• _The request_:
Reproduce the data below in full, renaming every occurrence of "ruler-tick-line" to "ruler-minor-tick" and leaving all other text unchanged.

• _Data excerpts_:
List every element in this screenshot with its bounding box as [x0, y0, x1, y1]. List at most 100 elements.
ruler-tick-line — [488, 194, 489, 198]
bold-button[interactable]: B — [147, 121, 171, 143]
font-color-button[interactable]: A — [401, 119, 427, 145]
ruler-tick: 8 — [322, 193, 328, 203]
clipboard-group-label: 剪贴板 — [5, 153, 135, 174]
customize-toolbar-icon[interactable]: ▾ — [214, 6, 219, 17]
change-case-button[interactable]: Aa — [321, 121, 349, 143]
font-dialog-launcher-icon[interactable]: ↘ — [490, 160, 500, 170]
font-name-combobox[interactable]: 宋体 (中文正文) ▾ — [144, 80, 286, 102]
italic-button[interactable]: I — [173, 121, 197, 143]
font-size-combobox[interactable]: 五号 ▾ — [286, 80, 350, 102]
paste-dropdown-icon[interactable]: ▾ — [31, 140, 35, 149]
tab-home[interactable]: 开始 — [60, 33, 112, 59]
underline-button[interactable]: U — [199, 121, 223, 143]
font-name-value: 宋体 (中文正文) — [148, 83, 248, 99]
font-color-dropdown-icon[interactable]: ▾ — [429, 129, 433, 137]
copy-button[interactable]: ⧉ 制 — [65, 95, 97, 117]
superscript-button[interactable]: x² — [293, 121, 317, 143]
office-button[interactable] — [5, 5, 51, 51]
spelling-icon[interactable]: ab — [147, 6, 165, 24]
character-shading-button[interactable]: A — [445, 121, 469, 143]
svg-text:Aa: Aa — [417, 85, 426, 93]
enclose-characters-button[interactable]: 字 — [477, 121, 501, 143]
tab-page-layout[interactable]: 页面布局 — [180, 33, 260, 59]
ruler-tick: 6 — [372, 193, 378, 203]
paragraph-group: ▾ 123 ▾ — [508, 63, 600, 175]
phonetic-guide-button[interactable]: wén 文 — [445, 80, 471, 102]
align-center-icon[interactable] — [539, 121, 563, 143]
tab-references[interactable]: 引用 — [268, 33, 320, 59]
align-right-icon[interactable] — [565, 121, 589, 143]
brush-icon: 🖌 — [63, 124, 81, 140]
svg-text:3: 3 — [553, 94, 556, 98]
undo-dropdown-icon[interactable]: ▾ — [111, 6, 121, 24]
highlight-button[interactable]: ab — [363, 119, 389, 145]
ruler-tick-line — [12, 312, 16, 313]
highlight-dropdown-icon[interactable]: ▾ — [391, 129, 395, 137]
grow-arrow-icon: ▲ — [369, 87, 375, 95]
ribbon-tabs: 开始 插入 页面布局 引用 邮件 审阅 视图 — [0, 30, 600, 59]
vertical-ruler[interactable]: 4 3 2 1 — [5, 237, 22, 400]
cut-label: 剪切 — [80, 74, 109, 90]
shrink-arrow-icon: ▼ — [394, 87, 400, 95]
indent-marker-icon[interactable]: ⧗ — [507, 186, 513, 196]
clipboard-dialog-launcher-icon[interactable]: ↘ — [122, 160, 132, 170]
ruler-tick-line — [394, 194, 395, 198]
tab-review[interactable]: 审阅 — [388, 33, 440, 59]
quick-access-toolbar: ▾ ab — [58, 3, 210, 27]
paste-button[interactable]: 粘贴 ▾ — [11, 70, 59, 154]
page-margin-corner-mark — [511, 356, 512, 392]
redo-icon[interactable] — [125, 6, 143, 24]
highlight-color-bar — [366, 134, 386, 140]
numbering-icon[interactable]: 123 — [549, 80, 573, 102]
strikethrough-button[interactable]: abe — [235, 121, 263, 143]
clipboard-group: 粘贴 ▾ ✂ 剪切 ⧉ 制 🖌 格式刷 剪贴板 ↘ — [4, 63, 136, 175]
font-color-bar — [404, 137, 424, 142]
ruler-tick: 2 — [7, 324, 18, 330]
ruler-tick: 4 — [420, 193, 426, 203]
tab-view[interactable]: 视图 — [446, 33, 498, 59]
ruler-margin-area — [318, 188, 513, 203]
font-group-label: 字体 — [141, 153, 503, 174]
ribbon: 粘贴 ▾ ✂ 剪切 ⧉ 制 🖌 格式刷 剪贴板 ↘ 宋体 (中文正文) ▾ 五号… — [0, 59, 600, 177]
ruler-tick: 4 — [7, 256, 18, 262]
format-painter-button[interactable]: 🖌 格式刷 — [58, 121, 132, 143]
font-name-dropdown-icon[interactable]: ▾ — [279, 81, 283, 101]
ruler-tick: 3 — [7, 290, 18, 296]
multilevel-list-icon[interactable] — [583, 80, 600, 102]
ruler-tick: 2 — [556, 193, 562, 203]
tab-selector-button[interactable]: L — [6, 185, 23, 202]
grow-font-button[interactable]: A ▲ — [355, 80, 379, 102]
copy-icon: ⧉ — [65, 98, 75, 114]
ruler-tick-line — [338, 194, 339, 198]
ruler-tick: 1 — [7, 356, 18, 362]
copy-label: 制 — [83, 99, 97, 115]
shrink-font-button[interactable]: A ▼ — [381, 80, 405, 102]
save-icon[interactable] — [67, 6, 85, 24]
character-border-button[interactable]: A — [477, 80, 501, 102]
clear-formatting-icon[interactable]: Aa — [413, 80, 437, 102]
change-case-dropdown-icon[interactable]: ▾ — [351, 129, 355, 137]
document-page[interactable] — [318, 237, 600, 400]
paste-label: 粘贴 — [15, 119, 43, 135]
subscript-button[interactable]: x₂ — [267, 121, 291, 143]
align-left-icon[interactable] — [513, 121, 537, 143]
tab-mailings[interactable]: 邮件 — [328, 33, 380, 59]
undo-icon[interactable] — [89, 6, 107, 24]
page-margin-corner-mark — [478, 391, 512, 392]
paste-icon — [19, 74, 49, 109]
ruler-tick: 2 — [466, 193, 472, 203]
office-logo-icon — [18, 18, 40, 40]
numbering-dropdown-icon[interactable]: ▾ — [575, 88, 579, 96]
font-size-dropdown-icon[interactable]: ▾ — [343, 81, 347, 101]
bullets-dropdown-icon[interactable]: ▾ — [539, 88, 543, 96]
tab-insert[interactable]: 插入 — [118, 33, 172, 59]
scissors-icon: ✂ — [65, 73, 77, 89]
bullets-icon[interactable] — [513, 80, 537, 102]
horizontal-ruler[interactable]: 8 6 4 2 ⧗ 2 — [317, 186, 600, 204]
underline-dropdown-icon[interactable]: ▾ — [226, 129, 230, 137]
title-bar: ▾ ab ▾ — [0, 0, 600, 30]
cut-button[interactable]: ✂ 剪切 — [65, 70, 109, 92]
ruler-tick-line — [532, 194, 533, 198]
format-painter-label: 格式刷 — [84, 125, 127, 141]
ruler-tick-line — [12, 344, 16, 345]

• _Task answer_:
List every element in this screenshot with its bounding box as [x0, y0, x1, y1]. List at most 100 elements.
ruler-minor-tick — [488, 194, 489, 198]
bold-button[interactable]: B — [147, 121, 171, 143]
font-color-button[interactable]: A — [401, 119, 427, 145]
ruler-tick: 8 — [322, 193, 328, 203]
clipboard-group-label: 剪贴板 — [5, 153, 135, 174]
customize-toolbar-icon[interactable]: ▾ — [214, 6, 219, 17]
change-case-button[interactable]: Aa — [321, 121, 349, 143]
font-dialog-launcher-icon[interactable]: ↘ — [490, 160, 500, 170]
font-name-combobox[interactable]: 宋体 (中文正文) ▾ — [144, 80, 286, 102]
italic-button[interactable]: I — [173, 121, 197, 143]
font-size-combobox[interactable]: 五号 ▾ — [286, 80, 350, 102]
paste-dropdown-icon[interactable]: ▾ — [31, 140, 35, 149]
tab-home[interactable]: 开始 — [60, 33, 112, 59]
underline-button[interactable]: U — [199, 121, 223, 143]
font-name-value: 宋体 (中文正文) — [148, 83, 248, 99]
font-color-dropdown-icon[interactable]: ▾ — [429, 129, 433, 137]
copy-button[interactable]: ⧉ 制 — [65, 95, 97, 117]
superscript-button[interactable]: x² — [293, 121, 317, 143]
office-button[interactable] — [5, 5, 51, 51]
spelling-icon[interactable]: ab — [147, 6, 165, 24]
character-shading-button[interactable]: A — [445, 121, 469, 143]
svg-text:Aa: Aa — [417, 85, 426, 93]
enclose-characters-button[interactable]: 字 — [477, 121, 501, 143]
tab-page-layout[interactable]: 页面布局 — [180, 33, 260, 59]
ruler-tick: 6 — [372, 193, 378, 203]
paragraph-group: ▾ 123 ▾ — [508, 63, 600, 175]
phonetic-guide-button[interactable]: wén 文 — [445, 80, 471, 102]
align-center-icon[interactable] — [539, 121, 563, 143]
tab-references[interactable]: 引用 — [268, 33, 320, 59]
align-right-icon[interactable] — [565, 121, 589, 143]
brush-icon: 🖌 — [63, 124, 81, 140]
svg-text:3: 3 — [553, 94, 556, 98]
undo-dropdown-icon[interactable]: ▾ — [111, 6, 121, 24]
highlight-button[interactable]: ab — [363, 119, 389, 145]
ruler-minor-tick — [12, 312, 16, 313]
highlight-dropdown-icon[interactable]: ▾ — [391, 129, 395, 137]
grow-arrow-icon: ▲ — [369, 87, 375, 95]
ribbon-tabs: 开始 插入 页面布局 引用 邮件 审阅 视图 — [0, 30, 600, 59]
vertical-ruler[interactable]: 4 3 2 1 — [5, 237, 22, 400]
cut-label: 剪切 — [80, 74, 109, 90]
shrink-arrow-icon: ▼ — [394, 87, 400, 95]
indent-marker-icon[interactable]: ⧗ — [507, 186, 513, 196]
clipboard-dialog-launcher-icon[interactable]: ↘ — [122, 160, 132, 170]
ruler-minor-tick — [394, 194, 395, 198]
tab-review[interactable]: 审阅 — [388, 33, 440, 59]
quick-access-toolbar: ▾ ab — [58, 3, 210, 27]
paste-button[interactable]: 粘贴 ▾ — [11, 70, 59, 154]
page-margin-corner-mark — [511, 356, 512, 392]
redo-icon[interactable] — [125, 6, 143, 24]
highlight-color-bar — [366, 134, 386, 140]
numbering-icon[interactable]: 123 — [549, 80, 573, 102]
strikethrough-button[interactable]: abe — [235, 121, 263, 143]
clipboard-group: 粘贴 ▾ ✂ 剪切 ⧉ 制 🖌 格式刷 剪贴板 ↘ — [4, 63, 136, 175]
font-color-bar — [404, 137, 424, 142]
ruler-tick: 2 — [7, 324, 18, 330]
ruler-tick: 4 — [420, 193, 426, 203]
tab-view[interactable]: 视图 — [446, 33, 498, 59]
ruler-margin-area — [318, 188, 513, 203]
font-group-label: 字体 — [141, 153, 503, 174]
ribbon: 粘贴 ▾ ✂ 剪切 ⧉ 制 🖌 格式刷 剪贴板 ↘ 宋体 (中文正文) ▾ 五号… — [0, 59, 600, 177]
ruler-tick: 4 — [7, 256, 18, 262]
format-painter-button[interactable]: 🖌 格式刷 — [58, 121, 132, 143]
font-name-dropdown-icon[interactable]: ▾ — [279, 81, 283, 101]
ruler-tick: 3 — [7, 290, 18, 296]
multilevel-list-icon[interactable] — [583, 80, 600, 102]
ruler-tick: 2 — [556, 193, 562, 203]
tab-selector-button[interactable]: L — [6, 185, 23, 202]
grow-font-button[interactable]: A ▲ — [355, 80, 379, 102]
copy-icon: ⧉ — [65, 98, 75, 114]
ruler-minor-tick — [338, 194, 339, 198]
ruler-tick: 1 — [7, 356, 18, 362]
copy-label: 制 — [83, 99, 97, 115]
shrink-font-button[interactable]: A ▼ — [381, 80, 405, 102]
save-icon[interactable] — [67, 6, 85, 24]
character-border-button[interactable]: A — [477, 80, 501, 102]
clear-formatting-icon[interactable]: Aa — [413, 80, 437, 102]
change-case-dropdown-icon[interactable]: ▾ — [351, 129, 355, 137]
document-page[interactable] — [318, 237, 600, 400]
paste-label: 粘贴 — [15, 119, 43, 135]
subscript-button[interactable]: x₂ — [267, 121, 291, 143]
align-left-icon[interactable] — [513, 121, 537, 143]
tab-mailings[interactable]: 邮件 — [328, 33, 380, 59]
undo-icon[interactable] — [89, 6, 107, 24]
page-margin-corner-mark — [478, 391, 512, 392]
paste-icon — [19, 74, 49, 109]
ruler-tick: 2 — [466, 193, 472, 203]
office-logo-icon — [18, 18, 40, 40]
numbering-dropdown-icon[interactable]: ▾ — [575, 88, 579, 96]
font-size-dropdown-icon[interactable]: ▾ — [343, 81, 347, 101]
bullets-dropdown-icon[interactable]: ▾ — [539, 88, 543, 96]
tab-insert[interactable]: 插入 — [118, 33, 172, 59]
scissors-icon: ✂ — [65, 73, 77, 89]
bullets-icon[interactable] — [513, 80, 537, 102]
horizontal-ruler[interactable]: 8 6 4 2 ⧗ 2 — [317, 186, 600, 204]
underline-dropdown-icon[interactable]: ▾ — [226, 129, 230, 137]
title-bar: ▾ ab ▾ — [0, 0, 600, 30]
cut-button[interactable]: ✂ 剪切 — [65, 70, 109, 92]
ruler-minor-tick — [532, 194, 533, 198]
format-painter-label: 格式刷 — [84, 125, 127, 141]
ruler-minor-tick — [12, 344, 16, 345]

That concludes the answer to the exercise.